> Task statement:
Exactly reproduce all the records, keeping pictures out of the copy.
++++++
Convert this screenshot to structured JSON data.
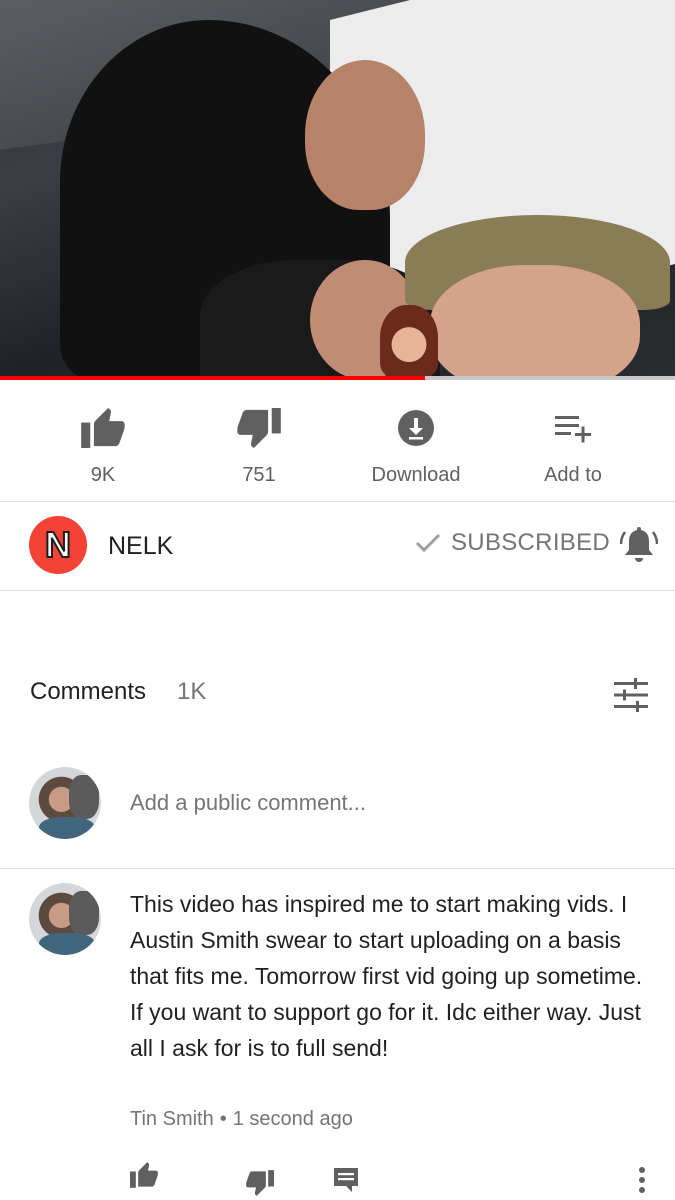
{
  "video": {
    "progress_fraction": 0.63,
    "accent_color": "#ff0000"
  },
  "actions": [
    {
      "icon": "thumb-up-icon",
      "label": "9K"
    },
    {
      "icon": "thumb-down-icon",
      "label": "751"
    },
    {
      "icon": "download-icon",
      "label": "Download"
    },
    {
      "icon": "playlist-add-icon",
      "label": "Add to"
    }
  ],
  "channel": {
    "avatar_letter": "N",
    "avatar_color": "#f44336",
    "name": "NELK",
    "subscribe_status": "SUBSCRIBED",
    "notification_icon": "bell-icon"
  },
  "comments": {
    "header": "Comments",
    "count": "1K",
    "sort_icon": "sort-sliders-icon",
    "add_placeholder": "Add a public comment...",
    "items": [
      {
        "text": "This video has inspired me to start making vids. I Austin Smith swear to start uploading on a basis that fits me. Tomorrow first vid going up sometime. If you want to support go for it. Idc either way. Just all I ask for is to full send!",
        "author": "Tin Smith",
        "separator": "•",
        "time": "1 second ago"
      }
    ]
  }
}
++++++
> Output of the task:
Convert this screenshot to structured JSON data.
{
  "video": {
    "progress_fraction": 0.63,
    "accent_color": "#ff0000"
  },
  "actions": [
    {
      "icon": "thumb-up-icon",
      "label": "9K"
    },
    {
      "icon": "thumb-down-icon",
      "label": "751"
    },
    {
      "icon": "download-icon",
      "label": "Download"
    },
    {
      "icon": "playlist-add-icon",
      "label": "Add to"
    }
  ],
  "channel": {
    "avatar_letter": "N",
    "avatar_color": "#f44336",
    "name": "NELK",
    "subscribe_status": "SUBSCRIBED",
    "notification_icon": "bell-icon"
  },
  "comments": {
    "header": "Comments",
    "count": "1K",
    "sort_icon": "sort-sliders-icon",
    "add_placeholder": "Add a public comment...",
    "items": [
      {
        "text": "This video has inspired me to start making vids. I Austin Smith swear to start uploading on a basis that fits me. Tomorrow first vid going up sometime. If you want to support go for it. Idc either way. Just all I ask for is to full send!",
        "author": "Tin Smith",
        "separator": "•",
        "time": "1 second ago"
      }
    ]
  }
}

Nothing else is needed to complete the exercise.